=== WHAT IS EXPECTED ===
Find how many lines hold the word "categorical". Give only the number.

*** RECORD LIST

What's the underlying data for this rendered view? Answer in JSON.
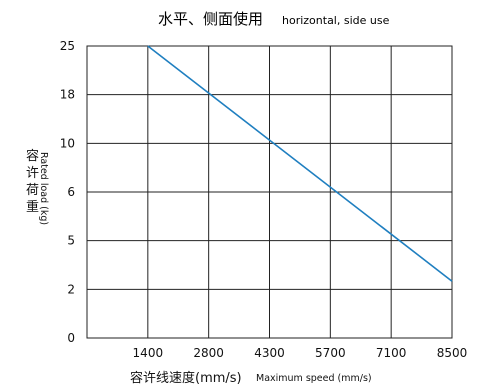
{
  "chart_data": {
    "type": "line",
    "title": "水平、侧面使用",
    "subtitle": "horizontal, side use",
    "xlabel": "容许线速度(mm/s)",
    "xlabel_en": "Maximum speed (mm/s)",
    "ylabel": "容许荷重",
    "ylabel_en": "Rated load (kg)",
    "x_ticks": [
      "1400",
      "2800",
      "4300",
      "5700",
      "7100",
      "8500"
    ],
    "y_ticks": [
      "25",
      "18",
      "10",
      "6",
      "5",
      "2",
      "0"
    ],
    "x_scale": "categorical-evenly-spaced",
    "y_scale": "categorical-evenly-spaced",
    "grid": true,
    "series": [
      {
        "color": "#1f7fc0",
        "points": [
          {
            "x": 1400,
            "y": 25
          },
          {
            "x": 8500,
            "y": 2.5
          }
        ]
      }
    ]
  }
}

******

=== WRITTEN RESPONSE ===
2